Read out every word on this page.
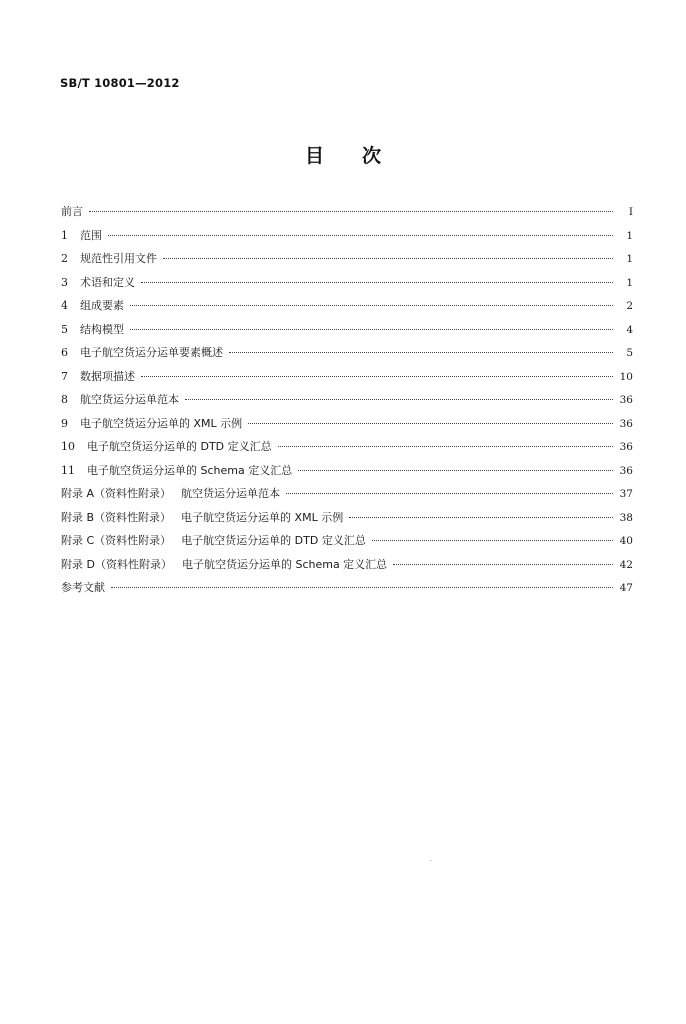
SB/T 10801—2012
目 次
前言	I
1	范围	1
2	规范性引用文件	1
3	术语和定义	1
4	组成要素	2
5	结构模型	4
6	电子航空货运分运单要素概述	5
7	数据项描述	10
8	航空货运分运单范本	36
9	电子航空货运分运单的 XML 示例	36
10	电子航空货运分运单的 DTD 定义汇总	36
11	电子航空货运分运单的 Schema 定义汇总	36
附录 A（资料性附录） 航空货运分运单范本	37
附录 B（资料性附录） 电子航空货运分运单的 XML 示例	38
附录 C（资料性附录） 电子航空货运分运单的 DTD 定义汇总	40
附录 D（资料性附录） 电子航空货运分运单的 Schema 定义汇总	42
参考文献	47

===

▶ What this task involves
Output all of the records exactly as they appear above, but not the pictures.

▶ Solution for this exercise
Read out every word on this page.
SB/T 10801—2012
目 次
前言	I
1	范围	1
2	规范性引用文件	1
3	术语和定义	1
4	组成要素	2
5	结构模型	4
6	电子航空货运分运单要素概述	5
7	数据项描述	10
8	航空货运分运单范本	36
9	电子航空货运分运单的 XML 示例	36
10	电子航空货运分运单的 DTD 定义汇总	36
11	电子航空货运分运单的 Schema 定义汇总	36
附录 A（资料性附录） 航空货运分运单范本	37
附录 B（资料性附录） 电子航空货运分运单的 XML 示例	38
附录 C（资料性附录） 电子航空货运分运单的 DTD 定义汇总	40
附录 D（资料性附录） 电子航空货运分运单的 Schema 定义汇总	42
参考文献	47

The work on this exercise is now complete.